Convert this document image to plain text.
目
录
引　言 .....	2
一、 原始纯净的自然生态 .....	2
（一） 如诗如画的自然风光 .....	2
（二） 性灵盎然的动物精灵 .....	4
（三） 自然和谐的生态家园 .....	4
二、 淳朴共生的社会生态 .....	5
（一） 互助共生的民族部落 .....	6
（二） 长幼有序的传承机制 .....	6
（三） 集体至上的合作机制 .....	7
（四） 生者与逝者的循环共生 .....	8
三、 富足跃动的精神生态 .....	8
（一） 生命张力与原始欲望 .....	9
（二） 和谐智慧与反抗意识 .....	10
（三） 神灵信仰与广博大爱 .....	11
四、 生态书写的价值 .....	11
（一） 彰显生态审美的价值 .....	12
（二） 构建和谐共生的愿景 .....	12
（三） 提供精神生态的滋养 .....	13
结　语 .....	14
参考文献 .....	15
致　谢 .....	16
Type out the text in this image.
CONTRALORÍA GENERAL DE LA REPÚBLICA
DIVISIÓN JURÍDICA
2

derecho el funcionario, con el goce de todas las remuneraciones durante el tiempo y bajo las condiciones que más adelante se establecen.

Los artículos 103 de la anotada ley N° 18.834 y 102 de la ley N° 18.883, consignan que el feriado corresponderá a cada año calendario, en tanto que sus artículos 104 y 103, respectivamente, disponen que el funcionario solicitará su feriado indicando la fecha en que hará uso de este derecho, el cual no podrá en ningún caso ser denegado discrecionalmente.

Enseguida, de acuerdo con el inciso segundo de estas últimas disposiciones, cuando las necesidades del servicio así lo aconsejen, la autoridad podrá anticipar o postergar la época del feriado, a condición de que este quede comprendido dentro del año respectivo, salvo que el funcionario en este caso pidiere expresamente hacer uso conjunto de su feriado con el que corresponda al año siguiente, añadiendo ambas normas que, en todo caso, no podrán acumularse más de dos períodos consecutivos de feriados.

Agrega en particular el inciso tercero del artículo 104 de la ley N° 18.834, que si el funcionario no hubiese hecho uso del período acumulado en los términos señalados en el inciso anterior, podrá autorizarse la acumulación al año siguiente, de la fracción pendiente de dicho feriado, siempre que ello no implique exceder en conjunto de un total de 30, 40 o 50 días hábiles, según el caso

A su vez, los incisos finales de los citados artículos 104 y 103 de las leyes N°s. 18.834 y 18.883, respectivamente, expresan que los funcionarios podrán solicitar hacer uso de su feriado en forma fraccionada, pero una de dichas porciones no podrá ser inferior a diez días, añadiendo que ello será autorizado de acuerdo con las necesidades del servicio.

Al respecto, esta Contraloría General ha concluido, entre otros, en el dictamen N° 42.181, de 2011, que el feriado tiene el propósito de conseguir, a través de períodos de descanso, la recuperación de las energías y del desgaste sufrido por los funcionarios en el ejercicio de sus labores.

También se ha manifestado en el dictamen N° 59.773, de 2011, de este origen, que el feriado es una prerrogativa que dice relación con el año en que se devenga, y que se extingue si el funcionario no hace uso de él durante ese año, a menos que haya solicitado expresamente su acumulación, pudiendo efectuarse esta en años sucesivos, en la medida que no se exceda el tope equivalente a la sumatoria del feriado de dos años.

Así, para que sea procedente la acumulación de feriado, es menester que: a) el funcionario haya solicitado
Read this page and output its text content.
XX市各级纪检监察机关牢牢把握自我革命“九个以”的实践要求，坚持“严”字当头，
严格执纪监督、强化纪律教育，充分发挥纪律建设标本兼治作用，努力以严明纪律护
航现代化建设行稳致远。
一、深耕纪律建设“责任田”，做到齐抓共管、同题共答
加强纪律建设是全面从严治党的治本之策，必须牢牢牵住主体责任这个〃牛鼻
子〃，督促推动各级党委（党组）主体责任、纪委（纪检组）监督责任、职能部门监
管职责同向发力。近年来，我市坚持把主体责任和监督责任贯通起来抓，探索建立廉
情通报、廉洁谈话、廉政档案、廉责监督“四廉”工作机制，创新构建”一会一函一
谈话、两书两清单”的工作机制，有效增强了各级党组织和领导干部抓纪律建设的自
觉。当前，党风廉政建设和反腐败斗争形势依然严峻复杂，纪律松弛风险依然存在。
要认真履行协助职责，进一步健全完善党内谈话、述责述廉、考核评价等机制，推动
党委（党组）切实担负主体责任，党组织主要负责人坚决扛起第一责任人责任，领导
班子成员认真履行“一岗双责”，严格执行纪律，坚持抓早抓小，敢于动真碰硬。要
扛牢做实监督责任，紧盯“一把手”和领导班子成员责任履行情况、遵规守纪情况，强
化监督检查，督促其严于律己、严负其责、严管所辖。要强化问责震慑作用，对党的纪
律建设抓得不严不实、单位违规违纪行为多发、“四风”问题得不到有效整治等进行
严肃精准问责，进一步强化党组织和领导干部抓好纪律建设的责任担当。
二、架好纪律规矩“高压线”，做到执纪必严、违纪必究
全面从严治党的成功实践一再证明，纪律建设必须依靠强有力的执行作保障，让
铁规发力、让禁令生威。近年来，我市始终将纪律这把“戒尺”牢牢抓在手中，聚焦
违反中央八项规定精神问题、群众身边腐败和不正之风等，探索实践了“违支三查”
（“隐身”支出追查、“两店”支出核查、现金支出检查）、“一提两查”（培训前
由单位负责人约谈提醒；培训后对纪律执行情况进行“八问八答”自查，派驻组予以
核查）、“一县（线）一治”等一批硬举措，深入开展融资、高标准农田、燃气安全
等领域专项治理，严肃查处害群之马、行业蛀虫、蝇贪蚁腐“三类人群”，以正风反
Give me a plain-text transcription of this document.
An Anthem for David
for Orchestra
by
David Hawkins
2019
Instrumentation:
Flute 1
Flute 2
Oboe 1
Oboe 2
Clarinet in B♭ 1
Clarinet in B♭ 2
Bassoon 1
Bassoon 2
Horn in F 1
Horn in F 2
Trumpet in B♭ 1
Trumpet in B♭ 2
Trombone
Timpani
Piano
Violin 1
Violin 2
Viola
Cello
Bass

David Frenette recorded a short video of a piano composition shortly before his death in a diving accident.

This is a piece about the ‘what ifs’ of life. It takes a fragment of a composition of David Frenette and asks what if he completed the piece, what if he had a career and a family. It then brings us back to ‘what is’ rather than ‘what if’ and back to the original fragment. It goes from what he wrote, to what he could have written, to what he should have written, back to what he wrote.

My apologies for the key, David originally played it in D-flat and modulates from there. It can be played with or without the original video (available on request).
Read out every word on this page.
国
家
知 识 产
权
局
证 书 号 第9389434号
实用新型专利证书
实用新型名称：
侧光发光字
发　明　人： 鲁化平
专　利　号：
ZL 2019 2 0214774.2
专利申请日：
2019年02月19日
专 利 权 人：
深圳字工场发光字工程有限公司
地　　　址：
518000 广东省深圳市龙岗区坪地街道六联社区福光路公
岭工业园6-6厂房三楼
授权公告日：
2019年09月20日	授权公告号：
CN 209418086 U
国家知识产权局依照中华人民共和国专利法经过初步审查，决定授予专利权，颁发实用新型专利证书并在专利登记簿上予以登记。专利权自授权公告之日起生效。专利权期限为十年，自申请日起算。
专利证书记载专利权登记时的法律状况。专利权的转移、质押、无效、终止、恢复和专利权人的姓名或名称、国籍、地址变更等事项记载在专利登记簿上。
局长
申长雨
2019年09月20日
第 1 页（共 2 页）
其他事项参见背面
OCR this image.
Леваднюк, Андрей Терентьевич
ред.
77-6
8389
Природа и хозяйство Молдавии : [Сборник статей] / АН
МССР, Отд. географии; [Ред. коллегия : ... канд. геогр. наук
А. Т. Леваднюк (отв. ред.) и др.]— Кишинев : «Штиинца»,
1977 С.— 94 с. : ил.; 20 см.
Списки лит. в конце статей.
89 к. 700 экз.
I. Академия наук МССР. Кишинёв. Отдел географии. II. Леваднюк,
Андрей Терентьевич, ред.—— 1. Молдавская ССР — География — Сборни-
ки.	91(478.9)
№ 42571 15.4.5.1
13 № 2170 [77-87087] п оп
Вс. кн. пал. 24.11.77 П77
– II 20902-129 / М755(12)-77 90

================

◆ **What the task asks**: Give solely the number of lines in the data that contain the string "durante".

◆ **Exercise result**: 2